Problem requirements
Would it be possible to write out each entry below exactly, without the pictures?

══ Data in this exercise ══

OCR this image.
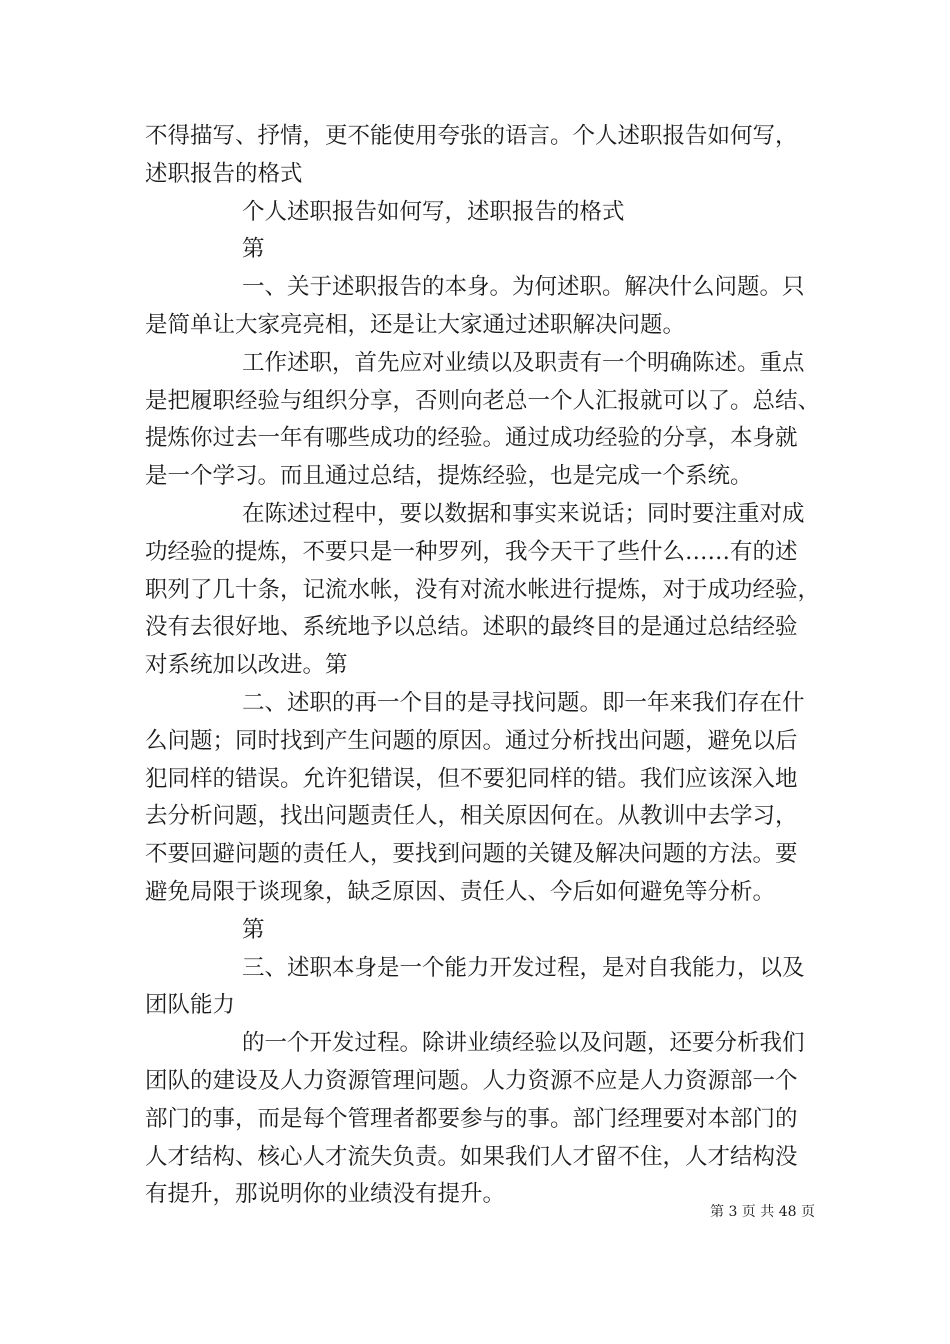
不得描写、抒情，更不能使用夸张的语言。个人述职报告如何写，
述职报告的格式
个人述职报告如何写，述职报告的格式
第
一、关于述职报告的本身。为何述职。解决什么问题。只
是简单让大家亮亮相，还是让大家通过述职解决问题。
工作述职，首先应对业绩以及职责有一个明确陈述。重点
是把履职经验与组织分享，否则向老总一个人汇报就可以了。总结、
提炼你过去一年有哪些成功的经验。通过成功经验的分享，本身就
是一个学习。而且通过总结，提炼经验，也是完成一个系统。
在陈述过程中，要以数据和事实来说话；同时要注重对成
功经验的提炼，不要只是一种罗列，我今天干了些什么……有的述
职列了几十条，记流水帐，没有对流水帐进行提炼，对于成功经验，
没有去很好地、系统地予以总结。述职的最终目的是通过总结经验
对系统加以改进。第
二、述职的再一个目的是寻找问题。即一年来我们存在什
么问题；同时找到产生问题的原因。通过分析找出问题，避免以后
犯同样的错误。允许犯错误，但不要犯同样的错。我们应该深入地
去分析问题，找出问题责任人，相关原因何在。从教训中去学习，
不要回避问题的责任人，要找到问题的关键及解决问题的方法。要
避免局限于谈现象，缺乏原因、责任人、今后如何避免等分析。
第
三、述职本身是一个能力开发过程，是对自我能力，以及
团队能力
的一个开发过程。除讲业绩经验以及问题，还要分析我们
团队的建设及人力资源管理问题。人力资源不应是人力资源部一个
部门的事，而是每个管理者都要参与的事。部门经理要对本部门的
人才结构、核心人才流失负责。如果我们人才留不住，人才结构没
有提升，那说明你的业绩没有提升。
第 3 页 共 48 页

═══

Response
OCR this image.
不得描写、抒情，更不能使用夸张的语言。个人述职报告如何写，
述职报告的格式
个人述职报告如何写，述职报告的格式
第
一、关于述职报告的本身。为何述职。解决什么问题。只
是简单让大家亮亮相，还是让大家通过述职解决问题。
工作述职，首先应对业绩以及职责有一个明确陈述。重点
是把履职经验与组织分享，否则向老总一个人汇报就可以了。总结、
提炼你过去一年有哪些成功的经验。通过成功经验的分享，本身就
是一个学习。而且通过总结，提炼经验，也是完成一个系统。
在陈述过程中，要以数据和事实来说话；同时要注重对成
功经验的提炼，不要只是一种罗列，我今天干了些什么……有的述
职列了几十条，记流水帐，没有对流水帐进行提炼，对于成功经验，
没有去很好地、系统地予以总结。述职的最终目的是通过总结经验
对系统加以改进。第
二、述职的再一个目的是寻找问题。即一年来我们存在什
么问题；同时找到产生问题的原因。通过分析找出问题，避免以后
犯同样的错误。允许犯错误，但不要犯同样的错。我们应该深入地
去分析问题，找出问题责任人，相关原因何在。从教训中去学习，
不要回避问题的责任人，要找到问题的关键及解决问题的方法。要
避免局限于谈现象，缺乏原因、责任人、今后如何避免等分析。
第
三、述职本身是一个能力开发过程，是对自我能力，以及
团队能力
的一个开发过程。除讲业绩经验以及问题，还要分析我们
团队的建设及人力资源管理问题。人力资源不应是人力资源部一个
部门的事，而是每个管理者都要参与的事。部门经理要对本部门的
人才结构、核心人才流失负责。如果我们人才留不住，人才结构没
有提升，那说明你的业绩没有提升。
第 3 页 共 48 页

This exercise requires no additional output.